_Work required_: Return the whole listing exactly as it stands.

_Material_:
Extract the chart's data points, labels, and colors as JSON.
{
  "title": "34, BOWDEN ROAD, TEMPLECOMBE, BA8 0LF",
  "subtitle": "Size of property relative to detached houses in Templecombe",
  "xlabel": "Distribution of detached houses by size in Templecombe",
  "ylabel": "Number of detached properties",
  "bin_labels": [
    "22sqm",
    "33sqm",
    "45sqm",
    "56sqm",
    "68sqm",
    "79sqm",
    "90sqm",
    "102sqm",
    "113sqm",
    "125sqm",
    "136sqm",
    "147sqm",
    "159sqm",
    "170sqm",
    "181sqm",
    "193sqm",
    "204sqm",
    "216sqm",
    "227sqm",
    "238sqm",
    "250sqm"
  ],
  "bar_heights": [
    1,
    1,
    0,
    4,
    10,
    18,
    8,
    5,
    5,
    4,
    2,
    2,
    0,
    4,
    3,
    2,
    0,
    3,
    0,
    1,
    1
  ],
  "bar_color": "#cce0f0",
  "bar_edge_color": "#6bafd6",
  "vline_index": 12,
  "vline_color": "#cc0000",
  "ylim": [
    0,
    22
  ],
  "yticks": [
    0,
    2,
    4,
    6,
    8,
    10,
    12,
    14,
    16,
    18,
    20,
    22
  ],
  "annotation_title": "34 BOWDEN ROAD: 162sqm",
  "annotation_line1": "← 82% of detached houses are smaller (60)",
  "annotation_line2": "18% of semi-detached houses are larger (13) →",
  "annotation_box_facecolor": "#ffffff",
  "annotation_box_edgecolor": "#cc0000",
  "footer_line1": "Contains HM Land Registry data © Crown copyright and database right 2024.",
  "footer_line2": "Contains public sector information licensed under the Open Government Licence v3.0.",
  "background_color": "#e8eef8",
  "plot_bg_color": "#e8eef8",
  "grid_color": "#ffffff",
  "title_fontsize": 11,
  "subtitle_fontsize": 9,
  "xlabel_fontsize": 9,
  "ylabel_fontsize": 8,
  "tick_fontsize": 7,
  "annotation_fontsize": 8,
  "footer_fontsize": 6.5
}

_Task response_:
Extract the chart's data points, labels, and colors as JSON.
{
  "title": "34, BOWDEN ROAD, TEMPLECOMBE, BA8 0LF",
  "subtitle": "Size of property relative to detached houses in Templecombe",
  "xlabel": "Distribution of detached houses by size in Templecombe",
  "ylabel": "Number of detached properties",
  "bin_labels": [
    "22sqm",
    "33sqm",
    "45sqm",
    "56sqm",
    "68sqm",
    "79sqm",
    "90sqm",
    "102sqm",
    "113sqm",
    "125sqm",
    "136sqm",
    "147sqm",
    "159sqm",
    "170sqm",
    "181sqm",
    "193sqm",
    "204sqm",
    "216sqm",
    "227sqm",
    "238sqm",
    "250sqm"
  ],
  "bar_heights": [
    1,
    1,
    0,
    4,
    10,
    18,
    8,
    5,
    5,
    4,
    2,
    2,
    0,
    4,
    3,
    2,
    0,
    3,
    0,
    1,
    1
  ],
  "bar_color": "#cce0f0",
  "bar_edge_color": "#6bafd6",
  "vline_index": 12,
  "vline_color": "#cc0000",
  "ylim": [
    0,
    22
  ],
  "yticks": [
    0,
    2,
    4,
    6,
    8,
    10,
    12,
    14,
    16,
    18,
    20,
    22
  ],
  "annotation_title": "34 BOWDEN ROAD: 162sqm",
  "annotation_line1": "← 82% of detached houses are smaller (60)",
  "annotation_line2": "18% of semi-detached houses are larger (13) →",
  "annotation_box_facecolor": "#ffffff",
  "annotation_box_edgecolor": "#cc0000",
  "footer_line1": "Contains HM Land Registry data © Crown copyright and database right 2024.",
  "footer_line2": "Contains public sector information licensed under the Open Government Licence v3.0.",
  "background_color": "#e8eef8",
  "plot_bg_color": "#e8eef8",
  "grid_color": "#ffffff",
  "title_fontsize": 11,
  "subtitle_fontsize": 9,
  "xlabel_fontsize": 9,
  "ylabel_fontsize": 8,
  "tick_fontsize": 7,
  "annotation_fontsize": 8,
  "footer_fontsize": 6.5
}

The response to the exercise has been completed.